- Job -
Output each line of the material exactly as it stands.

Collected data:
Start
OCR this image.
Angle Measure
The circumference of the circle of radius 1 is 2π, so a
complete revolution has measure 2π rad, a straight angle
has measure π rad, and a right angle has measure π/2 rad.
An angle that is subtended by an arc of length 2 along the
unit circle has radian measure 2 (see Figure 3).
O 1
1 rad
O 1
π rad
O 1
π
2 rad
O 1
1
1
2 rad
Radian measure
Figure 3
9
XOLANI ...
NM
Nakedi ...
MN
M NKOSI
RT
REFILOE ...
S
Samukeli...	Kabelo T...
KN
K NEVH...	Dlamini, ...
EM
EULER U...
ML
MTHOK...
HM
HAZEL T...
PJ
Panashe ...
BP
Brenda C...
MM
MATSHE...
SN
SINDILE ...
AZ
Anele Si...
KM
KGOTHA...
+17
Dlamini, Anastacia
End
- Full response -
OCR this image.
Angle Measure
The circumference of the circle of radius 1 is 2π, so a
complete revolution has measure 2π rad, a straight angle
has measure π rad, and a right angle has measure π/2 rad.
An angle that is subtended by an arc of length 2 along the
unit circle has radian measure 2 (see Figure 3).
O 1
1 rad
O 1
π rad
O 1
π
2 rad
O 1
1
1
2 rad
Radian measure
Figure 3
9
XOLANI ...
NM
Nakedi ...
MN
M NKOSI
RT
REFILOE ...
S
Samukeli...	Kabelo T...
KN
K NEVH...	Dlamini, ...
EM
EULER U...
ML
MTHOK...
HM
HAZEL T...
PJ
Panashe ...
BP
Brenda C...
MM
MATSHE...
SN
SINDILE ...
AZ
Anele Si...
KM
KGOTHA...
+17
Dlamini, Anastacia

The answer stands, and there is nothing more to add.